**Task:**
Scan the lines below for the string "color" and report how many lines contain it, giving only the number.

Figure content listings:
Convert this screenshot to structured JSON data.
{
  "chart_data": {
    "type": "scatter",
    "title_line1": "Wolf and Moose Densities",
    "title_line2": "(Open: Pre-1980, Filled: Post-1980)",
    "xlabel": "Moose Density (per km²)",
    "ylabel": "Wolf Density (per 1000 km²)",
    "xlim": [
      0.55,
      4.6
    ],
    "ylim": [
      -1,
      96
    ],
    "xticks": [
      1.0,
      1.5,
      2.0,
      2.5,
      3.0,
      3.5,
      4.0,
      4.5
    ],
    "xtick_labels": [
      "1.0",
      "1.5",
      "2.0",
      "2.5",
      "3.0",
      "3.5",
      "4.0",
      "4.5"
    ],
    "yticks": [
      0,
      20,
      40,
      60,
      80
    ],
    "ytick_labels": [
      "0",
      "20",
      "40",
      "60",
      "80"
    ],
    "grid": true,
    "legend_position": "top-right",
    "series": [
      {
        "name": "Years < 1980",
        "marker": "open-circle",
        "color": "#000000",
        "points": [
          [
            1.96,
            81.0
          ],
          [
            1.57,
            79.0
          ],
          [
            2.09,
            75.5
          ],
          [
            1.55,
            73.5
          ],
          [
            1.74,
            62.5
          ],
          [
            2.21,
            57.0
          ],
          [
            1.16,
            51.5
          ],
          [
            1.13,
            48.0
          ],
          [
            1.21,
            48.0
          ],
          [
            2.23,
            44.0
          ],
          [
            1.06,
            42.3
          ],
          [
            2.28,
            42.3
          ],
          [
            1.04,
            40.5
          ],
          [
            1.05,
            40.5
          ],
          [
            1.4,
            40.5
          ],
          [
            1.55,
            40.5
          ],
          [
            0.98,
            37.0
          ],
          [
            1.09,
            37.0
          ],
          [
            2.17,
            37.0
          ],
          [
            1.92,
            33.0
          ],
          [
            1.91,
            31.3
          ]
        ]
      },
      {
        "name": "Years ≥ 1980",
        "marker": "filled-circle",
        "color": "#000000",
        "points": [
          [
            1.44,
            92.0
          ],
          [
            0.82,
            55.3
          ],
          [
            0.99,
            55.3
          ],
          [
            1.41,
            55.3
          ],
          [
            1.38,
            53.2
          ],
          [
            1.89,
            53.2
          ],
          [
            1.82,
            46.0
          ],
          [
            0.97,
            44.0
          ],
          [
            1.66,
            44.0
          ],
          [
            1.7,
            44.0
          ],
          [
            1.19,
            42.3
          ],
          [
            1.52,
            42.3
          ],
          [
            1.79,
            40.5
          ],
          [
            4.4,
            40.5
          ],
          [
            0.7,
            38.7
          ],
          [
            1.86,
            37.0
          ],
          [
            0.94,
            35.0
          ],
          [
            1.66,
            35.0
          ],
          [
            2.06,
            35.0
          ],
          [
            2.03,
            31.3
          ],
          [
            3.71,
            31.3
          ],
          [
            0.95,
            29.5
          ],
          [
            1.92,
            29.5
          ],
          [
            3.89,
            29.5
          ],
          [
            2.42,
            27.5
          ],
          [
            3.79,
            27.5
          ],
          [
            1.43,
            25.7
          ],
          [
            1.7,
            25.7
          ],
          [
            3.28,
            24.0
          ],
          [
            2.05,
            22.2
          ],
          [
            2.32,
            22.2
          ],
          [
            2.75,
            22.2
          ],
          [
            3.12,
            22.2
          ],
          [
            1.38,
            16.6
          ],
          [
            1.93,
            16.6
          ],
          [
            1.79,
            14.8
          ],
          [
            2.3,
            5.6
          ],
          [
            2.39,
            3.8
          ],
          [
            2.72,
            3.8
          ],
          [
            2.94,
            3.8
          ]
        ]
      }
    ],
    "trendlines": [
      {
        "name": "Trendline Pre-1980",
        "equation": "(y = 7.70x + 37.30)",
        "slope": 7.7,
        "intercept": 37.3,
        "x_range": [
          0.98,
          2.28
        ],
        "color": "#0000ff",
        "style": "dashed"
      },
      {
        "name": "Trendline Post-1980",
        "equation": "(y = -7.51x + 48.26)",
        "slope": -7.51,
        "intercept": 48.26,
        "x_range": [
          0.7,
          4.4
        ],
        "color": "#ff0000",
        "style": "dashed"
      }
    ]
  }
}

**The result:**
4